## GIVEN REQUEST:
Quote the full listing word for word.

## RECORD EXTRACTS:
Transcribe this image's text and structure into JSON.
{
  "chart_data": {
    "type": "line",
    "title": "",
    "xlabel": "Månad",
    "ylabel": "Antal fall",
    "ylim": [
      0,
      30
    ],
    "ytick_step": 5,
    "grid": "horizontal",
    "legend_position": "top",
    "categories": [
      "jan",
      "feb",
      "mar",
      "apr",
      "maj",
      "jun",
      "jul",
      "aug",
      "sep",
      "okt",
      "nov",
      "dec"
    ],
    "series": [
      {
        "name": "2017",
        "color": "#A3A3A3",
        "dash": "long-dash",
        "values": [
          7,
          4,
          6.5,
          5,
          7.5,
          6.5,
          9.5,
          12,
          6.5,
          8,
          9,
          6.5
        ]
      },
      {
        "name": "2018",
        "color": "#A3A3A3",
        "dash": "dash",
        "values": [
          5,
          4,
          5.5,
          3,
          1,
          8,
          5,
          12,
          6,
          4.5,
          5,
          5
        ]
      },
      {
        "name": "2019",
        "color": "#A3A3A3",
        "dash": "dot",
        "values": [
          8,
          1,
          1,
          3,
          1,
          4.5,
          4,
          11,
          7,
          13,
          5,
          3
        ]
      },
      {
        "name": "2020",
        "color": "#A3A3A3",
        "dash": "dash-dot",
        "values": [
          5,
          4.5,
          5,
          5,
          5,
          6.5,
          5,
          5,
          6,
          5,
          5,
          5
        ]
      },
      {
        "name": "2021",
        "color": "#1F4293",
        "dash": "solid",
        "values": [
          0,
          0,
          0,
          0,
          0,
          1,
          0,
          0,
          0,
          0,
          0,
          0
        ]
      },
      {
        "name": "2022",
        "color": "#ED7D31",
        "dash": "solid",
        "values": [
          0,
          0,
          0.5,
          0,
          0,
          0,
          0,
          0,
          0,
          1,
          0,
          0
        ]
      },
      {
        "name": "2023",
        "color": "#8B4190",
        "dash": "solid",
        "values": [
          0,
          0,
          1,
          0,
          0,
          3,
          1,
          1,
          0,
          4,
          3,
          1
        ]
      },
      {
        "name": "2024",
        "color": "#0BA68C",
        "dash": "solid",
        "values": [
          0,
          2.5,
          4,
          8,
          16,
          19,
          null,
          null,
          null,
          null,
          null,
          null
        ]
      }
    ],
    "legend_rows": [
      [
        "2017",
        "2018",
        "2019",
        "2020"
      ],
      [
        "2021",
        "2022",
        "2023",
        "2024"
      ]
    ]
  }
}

## COMPLETED EXERCISE:
Transcribe this image's text and structure into JSON.
{
  "chart_data": {
    "type": "line",
    "title": "",
    "xlabel": "Månad",
    "ylabel": "Antal fall",
    "ylim": [
      0,
      30
    ],
    "ytick_step": 5,
    "grid": "horizontal",
    "legend_position": "top",
    "categories": [
      "jan",
      "feb",
      "mar",
      "apr",
      "maj",
      "jun",
      "jul",
      "aug",
      "sep",
      "okt",
      "nov",
      "dec"
    ],
    "series": [
      {
        "name": "2017",
        "color": "#A3A3A3",
        "dash": "long-dash",
        "values": [
          7,
          4,
          6.5,
          5,
          7.5,
          6.5,
          9.5,
          12,
          6.5,
          8,
          9,
          6.5
        ]
      },
      {
        "name": "2018",
        "color": "#A3A3A3",
        "dash": "dash",
        "values": [
          5,
          4,
          5.5,
          3,
          1,
          8,
          5,
          12,
          6,
          4.5,
          5,
          5
        ]
      },
      {
        "name": "2019",
        "color": "#A3A3A3",
        "dash": "dot",
        "values": [
          8,
          1,
          1,
          3,
          1,
          4.5,
          4,
          11,
          7,
          13,
          5,
          3
        ]
      },
      {
        "name": "2020",
        "color": "#A3A3A3",
        "dash": "dash-dot",
        "values": [
          5,
          4.5,
          5,
          5,
          5,
          6.5,
          5,
          5,
          6,
          5,
          5,
          5
        ]
      },
      {
        "name": "2021",
        "color": "#1F4293",
        "dash": "solid",
        "values": [
          0,
          0,
          0,
          0,
          0,
          1,
          0,
          0,
          0,
          0,
          0,
          0
        ]
      },
      {
        "name": "2022",
        "color": "#ED7D31",
        "dash": "solid",
        "values": [
          0,
          0,
          0.5,
          0,
          0,
          0,
          0,
          0,
          0,
          1,
          0,
          0
        ]
      },
      {
        "name": "2023",
        "color": "#8B4190",
        "dash": "solid",
        "values": [
          0,
          0,
          1,
          0,
          0,
          3,
          1,
          1,
          0,
          4,
          3,
          1
        ]
      },
      {
        "name": "2024",
        "color": "#0BA68C",
        "dash": "solid",
        "values": [
          0,
          2.5,
          4,
          8,
          16,
          19,
          null,
          null,
          null,
          null,
          null,
          null
        ]
      }
    ],
    "legend_rows": [
      [
        "2017",
        "2018",
        "2019",
        "2020"
      ],
      [
        "2021",
        "2022",
        "2023",
        "2024"
      ]
    ]
  }
}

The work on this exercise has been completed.